**Work required:** Quote every line below exactly as it reads.

**Data listing:**
----
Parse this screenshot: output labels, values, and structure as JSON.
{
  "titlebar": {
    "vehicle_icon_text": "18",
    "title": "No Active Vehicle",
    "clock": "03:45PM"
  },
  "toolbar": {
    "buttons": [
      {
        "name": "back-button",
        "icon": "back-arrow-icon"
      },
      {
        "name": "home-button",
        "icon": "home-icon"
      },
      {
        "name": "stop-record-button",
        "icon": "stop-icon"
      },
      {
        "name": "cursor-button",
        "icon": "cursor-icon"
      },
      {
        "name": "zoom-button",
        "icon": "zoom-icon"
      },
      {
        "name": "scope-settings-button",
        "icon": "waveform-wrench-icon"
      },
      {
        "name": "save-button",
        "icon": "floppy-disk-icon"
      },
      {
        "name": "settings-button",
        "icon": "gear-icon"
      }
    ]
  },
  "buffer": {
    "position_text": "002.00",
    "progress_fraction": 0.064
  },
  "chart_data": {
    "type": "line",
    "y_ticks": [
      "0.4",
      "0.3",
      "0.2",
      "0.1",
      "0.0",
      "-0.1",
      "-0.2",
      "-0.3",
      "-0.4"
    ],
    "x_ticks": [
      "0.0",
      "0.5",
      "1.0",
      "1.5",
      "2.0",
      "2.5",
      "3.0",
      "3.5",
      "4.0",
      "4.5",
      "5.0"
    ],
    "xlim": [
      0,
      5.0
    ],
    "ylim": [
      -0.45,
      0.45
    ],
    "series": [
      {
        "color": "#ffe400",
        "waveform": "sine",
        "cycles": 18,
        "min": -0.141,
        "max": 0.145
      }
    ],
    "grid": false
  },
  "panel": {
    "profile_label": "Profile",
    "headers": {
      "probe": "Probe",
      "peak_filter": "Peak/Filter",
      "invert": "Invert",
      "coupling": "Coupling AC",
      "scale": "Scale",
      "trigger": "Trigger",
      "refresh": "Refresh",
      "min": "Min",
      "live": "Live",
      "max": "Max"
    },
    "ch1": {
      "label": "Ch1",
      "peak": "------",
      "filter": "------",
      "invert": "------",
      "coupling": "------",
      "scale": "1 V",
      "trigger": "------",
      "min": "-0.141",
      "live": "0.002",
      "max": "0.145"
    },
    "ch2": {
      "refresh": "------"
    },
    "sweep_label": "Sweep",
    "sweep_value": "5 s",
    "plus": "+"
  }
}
----
**Reply to the task:**
Parse this screenshot: output labels, values, and structure as JSON.
{
  "titlebar": {
    "vehicle_icon_text": "18",
    "title": "No Active Vehicle",
    "clock": "03:45PM"
  },
  "toolbar": {
    "buttons": [
      {
        "name": "back-button",
        "icon": "back-arrow-icon"
      },
      {
        "name": "home-button",
        "icon": "home-icon"
      },
      {
        "name": "stop-record-button",
        "icon": "stop-icon"
      },
      {
        "name": "cursor-button",
        "icon": "cursor-icon"
      },
      {
        "name": "zoom-button",
        "icon": "zoom-icon"
      },
      {
        "name": "scope-settings-button",
        "icon": "waveform-wrench-icon"
      },
      {
        "name": "save-button",
        "icon": "floppy-disk-icon"
      },
      {
        "name": "settings-button",
        "icon": "gear-icon"
      }
    ]
  },
  "buffer": {
    "position_text": "002.00",
    "progress_fraction": 0.064
  },
  "chart_data": {
    "type": "line",
    "y_ticks": [
      "0.4",
      "0.3",
      "0.2",
      "0.1",
      "0.0",
      "-0.1",
      "-0.2",
      "-0.3",
      "-0.4"
    ],
    "x_ticks": [
      "0.0",
      "0.5",
      "1.0",
      "1.5",
      "2.0",
      "2.5",
      "3.0",
      "3.5",
      "4.0",
      "4.5",
      "5.0"
    ],
    "xlim": [
      0,
      5.0
    ],
    "ylim": [
      -0.45,
      0.45
    ],
    "series": [
      {
        "color": "#ffe400",
        "waveform": "sine",
        "cycles": 18,
        "min": -0.141,
        "max": 0.145
      }
    ],
    "grid": false
  },
  "panel": {
    "profile_label": "Profile",
    "headers": {
      "probe": "Probe",
      "peak_filter": "Peak/Filter",
      "invert": "Invert",
      "coupling": "Coupling AC",
      "scale": "Scale",
      "trigger": "Trigger",
      "refresh": "Refresh",
      "min": "Min",
      "live": "Live",
      "max": "Max"
    },
    "ch1": {
      "label": "Ch1",
      "peak": "------",
      "filter": "------",
      "invert": "------",
      "coupling": "------",
      "scale": "1 V",
      "trigger": "------",
      "min": "-0.141",
      "live": "0.002",
      "max": "0.145"
    },
    "ch2": {
      "refresh": "------"
    },
    "sweep_label": "Sweep",
    "sweep_value": "5 s",
    "plus": "+"
  }
}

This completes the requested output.